Start
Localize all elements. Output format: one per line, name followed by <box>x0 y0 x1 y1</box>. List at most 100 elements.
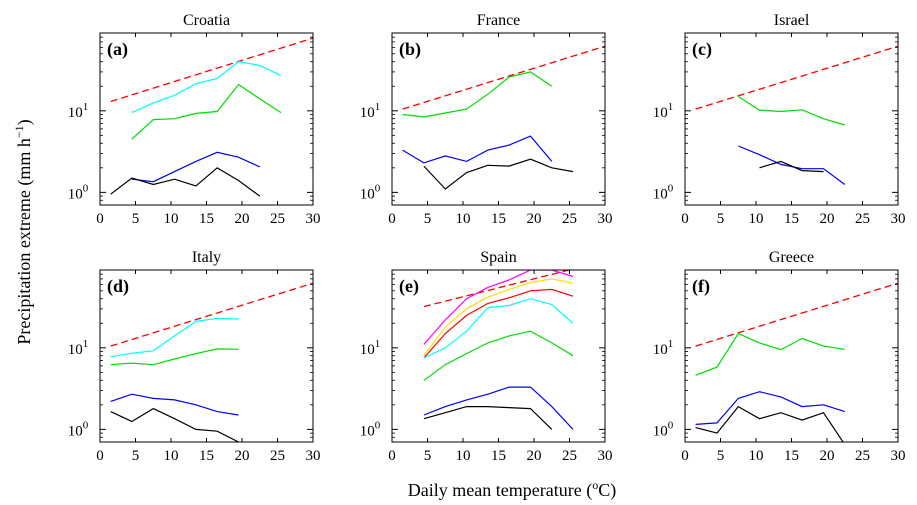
y-tick-label: 100 <box>360 419 381 439</box>
series-line <box>423 158 574 190</box>
panel-italy: 0 5 10 15 20 25 30 100 101 Italy (d) <box>68 249 321 464</box>
series-group <box>423 270 574 430</box>
panel-title: Spain <box>480 249 516 266</box>
panel-letter: (c) <box>692 39 712 60</box>
y-tick-label: 101 <box>653 101 674 121</box>
panel-title: Croatia <box>183 12 230 29</box>
series-line <box>423 278 574 357</box>
panel-greece: 0 5 10 15 20 25 30 100 101 Greece (f) <box>653 249 906 464</box>
series-line <box>423 330 574 381</box>
series-line <box>402 135 553 164</box>
x-tick-label: 0 <box>681 448 689 464</box>
x-tick-label: 25 <box>855 211 870 227</box>
x-tick-label: 0 <box>96 211 104 227</box>
reference-scaling-line <box>423 270 572 308</box>
y-tick-label: 101 <box>360 101 381 121</box>
series-line <box>695 332 845 376</box>
panel-letter: (e) <box>399 276 419 297</box>
series-group <box>695 45 898 185</box>
series-line <box>423 406 553 430</box>
y-tick-label: 101 <box>68 338 89 358</box>
x-tick-label: 30 <box>891 211 906 227</box>
x-tick-label: 15 <box>784 448 799 464</box>
series-line <box>695 391 845 425</box>
series-line <box>423 386 574 430</box>
x-tick-label: 15 <box>491 448 506 464</box>
panel-spain: 0 5 10 15 20 25 30 100 101 Spain (e) <box>360 249 613 464</box>
x-tick-label: 30 <box>306 211 321 227</box>
y-tick-label: 101 <box>360 338 381 358</box>
y-tick-label: 100 <box>68 419 89 439</box>
reference-scaling-line <box>110 37 313 103</box>
series-line <box>131 61 282 114</box>
series-line <box>110 393 239 416</box>
x-tick-label: 0 <box>681 211 689 227</box>
series-line <box>110 167 261 197</box>
series-line <box>737 95 845 126</box>
x-tick-label: 0 <box>96 448 104 464</box>
reference-scaling-line <box>110 282 313 347</box>
x-tick-label: 15 <box>199 211 214 227</box>
x-tick-label: 20 <box>527 448 542 464</box>
x-tick-label: 30 <box>598 211 613 227</box>
series-line <box>110 407 239 442</box>
y-tick-label: 100 <box>653 419 674 439</box>
series-line <box>423 298 574 359</box>
x-tick-label: 15 <box>491 211 506 227</box>
x-tick-label: 20 <box>235 211 250 227</box>
x-tick-label: 20 <box>235 448 250 464</box>
reference-scaling-line <box>695 282 898 347</box>
x-tick-label: 25 <box>270 211 285 227</box>
panel-letter: (b) <box>399 39 421 60</box>
series-line <box>131 151 261 183</box>
x-tick-label: 5 <box>717 448 725 464</box>
x-tick-label: 20 <box>527 211 542 227</box>
x-tick-label: 15 <box>784 211 799 227</box>
panel-letter: (a) <box>107 39 128 60</box>
x-axis-label: Daily mean temperature (oC) <box>408 478 616 501</box>
y-tick-label: 100 <box>360 182 381 202</box>
x-tick-label: 0 <box>388 211 396 227</box>
x-tick-label: 20 <box>820 211 835 227</box>
x-tick-label: 5 <box>424 211 432 227</box>
x-tick-label: 10 <box>749 211 764 227</box>
series-line <box>738 145 846 185</box>
series-group <box>110 282 313 442</box>
x-tick-label: 30 <box>598 448 613 464</box>
axes-frame <box>391 32 606 206</box>
x-tick-label: 25 <box>270 448 285 464</box>
panel-title: France <box>477 12 521 29</box>
axes-frame <box>99 269 314 443</box>
series-group <box>402 45 605 190</box>
panel-letter: (f) <box>692 276 710 297</box>
series-group <box>110 37 313 197</box>
x-tick-label: 0 <box>388 448 396 464</box>
series-line <box>110 348 239 366</box>
x-tick-label: 30 <box>891 448 906 464</box>
x-tick-label: 10 <box>164 211 179 227</box>
reference-scaling-line <box>402 45 605 110</box>
y-tick-label: 100 <box>653 182 674 202</box>
series-line <box>759 160 824 173</box>
panel-israel: 0 5 10 15 20 25 30 100 101 Israel (c) <box>653 12 906 227</box>
panel-title: Israel <box>774 12 810 29</box>
x-tick-label: 25 <box>855 448 870 464</box>
axes-frame <box>684 32 899 206</box>
panel-letter: (d) <box>107 276 129 297</box>
x-tick-label: 30 <box>306 448 321 464</box>
x-tick-label: 15 <box>199 448 214 464</box>
x-tick-label: 5 <box>717 211 725 227</box>
x-tick-label: 20 <box>820 448 835 464</box>
panel-title: Greece <box>769 249 814 266</box>
y-axis-label: Precipitation extreme (mm h−1) <box>12 119 35 344</box>
panel-title: Italy <box>192 249 221 266</box>
x-tick-label: 10 <box>456 448 471 464</box>
panel-croatia: 0 5 10 15 20 25 30 100 101 Croatia (a) <box>68 12 321 227</box>
y-tick-label: 100 <box>68 182 89 202</box>
y-tick-label: 101 <box>653 338 674 358</box>
series-line <box>423 270 574 345</box>
series-line <box>423 288 574 359</box>
series-line <box>131 83 282 140</box>
panel-france: 0 5 10 15 20 25 30 100 101 France (b) <box>360 12 613 227</box>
End
● **STATED PROBLEM**
Convert every line of the records above into a numbered list, skipping blank lines and leaving out the pictures.

● **RESPONSE TO THE TASK**
1. Localize all elements. Output format: one per line, name followed by <box>x0 y0 x1 y1</box>. List at most 100 elements.
2. y-tick-label: 100 <box>360 419 381 439</box>
3. series-line <box>423 158 574 190</box>
4. panel-italy: 0 5 10 15 20 25 30 100 101 Italy (d) <box>68 249 321 464</box>
5. series-group <box>423 270 574 430</box>
6. panel-title: Spain <box>480 249 516 266</box>
7. panel-letter: (c) <box>692 39 712 60</box>
8. y-tick-label: 101 <box>653 101 674 121</box>
9. panel-title: Croatia <box>183 12 230 29</box>
10. series-line <box>423 278 574 357</box>
11. panel-greece: 0 5 10 15 20 25 30 100 101 Greece (f) <box>653 249 906 464</box>
12. series-line <box>423 330 574 381</box>
13. series-line <box>402 135 553 164</box>
14. x-tick-label: 0 <box>681 448 689 464</box>
15. x-tick-label: 25 <box>855 211 870 227</box>
16. x-tick-label: 0 <box>96 211 104 227</box>
17. reference-scaling-line <box>423 270 572 308</box>
18. y-tick-label: 101 <box>360 101 381 121</box>
19. series-line <box>695 332 845 376</box>
20. panel-letter: (e) <box>399 276 419 297</box>
21. series-group <box>695 45 898 185</box>
22. series-line <box>423 406 553 430</box>
23. y-tick-label: 101 <box>68 338 89 358</box>
24. x-tick-label: 30 <box>891 211 906 227</box>
25. x-tick-label: 15 <box>784 448 799 464</box>
26. series-line <box>695 391 845 425</box>
27. series-line <box>423 386 574 430</box>
28. x-tick-label: 15 <box>491 448 506 464</box>
29. panel-spain: 0 5 10 15 20 25 30 100 101 Spain (e) <box>360 249 613 464</box>
30. x-tick-label: 30 <box>306 211 321 227</box>
31. y-tick-label: 101 <box>360 338 381 358</box>
32. y-tick-label: 100 <box>68 419 89 439</box>
33. reference-scaling-line <box>110 37 313 103</box>
34. series-line <box>131 61 282 114</box>
35. series-line <box>110 393 239 416</box>
36. x-tick-label: 0 <box>681 211 689 227</box>
37. series-line <box>110 167 261 197</box>
38. series-line <box>737 95 845 126</box>
39. x-tick-label: 0 <box>96 448 104 464</box>
40. reference-scaling-line <box>110 282 313 347</box>
41. x-tick-label: 15 <box>199 211 214 227</box>
42. x-tick-label: 20 <box>527 448 542 464</box>
43. x-tick-label: 30 <box>598 211 613 227</box>
44. series-line <box>110 407 239 442</box>
45. y-tick-label: 100 <box>653 419 674 439</box>
46. series-line <box>423 298 574 359</box>
47. x-tick-label: 15 <box>491 211 506 227</box>
48. x-tick-label: 20 <box>235 211 250 227</box>
49. x-tick-label: 20 <box>235 448 250 464</box>
50. reference-scaling-line <box>695 282 898 347</box>
51. x-tick-label: 25 <box>270 211 285 227</box>
52. panel-letter: (b) <box>399 39 421 60</box>
53. series-line <box>131 151 261 183</box>
54. x-tick-label: 5 <box>717 448 725 464</box>
55. x-tick-label: 20 <box>527 211 542 227</box>
56. x-tick-label: 15 <box>784 211 799 227</box>
57. panel-letter: (a) <box>107 39 128 60</box>
58. x-axis-label: Daily mean temperature (oC) <box>408 478 616 501</box>
59. y-tick-label: 100 <box>360 182 381 202</box>
60. x-tick-label: 0 <box>388 211 396 227</box>
61. x-tick-label: 20 <box>820 211 835 227</box>
62. x-tick-label: 5 <box>424 211 432 227</box>
63. x-tick-label: 10 <box>749 211 764 227</box>
64. series-line <box>738 145 846 185</box>
65. series-group <box>110 282 313 442</box>
66. x-tick-label: 30 <box>598 448 613 464</box>
67. axes-frame <box>391 32 606 206</box>
68. x-tick-label: 25 <box>270 448 285 464</box>
69. panel-title: France <box>477 12 521 29</box>
70. axes-frame <box>99 269 314 443</box>
71. series-group <box>402 45 605 190</box>
72. panel-letter: (f) <box>692 276 710 297</box>
73. series-group <box>110 37 313 197</box>
74. x-tick-label: 0 <box>388 448 396 464</box>
75. series-line <box>110 348 239 366</box>
76. x-tick-label: 30 <box>891 448 906 464</box>
77. x-tick-label: 10 <box>164 211 179 227</box>
78. reference-scaling-line <box>402 45 605 110</box>
79. y-tick-label: 100 <box>653 182 674 202</box>
80. series-line <box>759 160 824 173</box>
81. panel-israel: 0 5 10 15 20 25 30 100 101 Israel (c) <box>653 12 906 227</box>
82. panel-title: Israel <box>774 12 810 29</box>
83. x-tick-label: 25 <box>855 448 870 464</box>
84. axes-frame <box>684 32 899 206</box>
85. panel-letter: (d) <box>107 276 129 297</box>
86. x-tick-label: 30 <box>306 448 321 464</box>
87. x-tick-label: 15 <box>199 448 214 464</box>
88. x-tick-label: 5 <box>717 211 725 227</box>
89. x-tick-label: 20 <box>820 448 835 464</box>
90. panel-title: Greece <box>769 249 814 266</box>
91. y-axis-label: Precipitation extreme (mm h−1) <box>12 119 35 344</box>
92. panel-title: Italy <box>192 249 221 266</box>
93. x-tick-label: 10 <box>456 448 471 464</box>
94. panel-croatia: 0 5 10 15 20 25 30 100 101 Croatia (a) <box>68 12 321 227</box>
95. y-tick-label: 100 <box>68 182 89 202</box>
96. y-tick-label: 101 <box>653 338 674 358</box>
97. series-line <box>423 270 574 345</box>
98. series-line <box>423 288 574 359</box>
99. series-line <box>131 83 282 140</box>
100. panel-france: 0 5 10 15 20 25 30 100 101 France (b) <box>360 12 613 227</box>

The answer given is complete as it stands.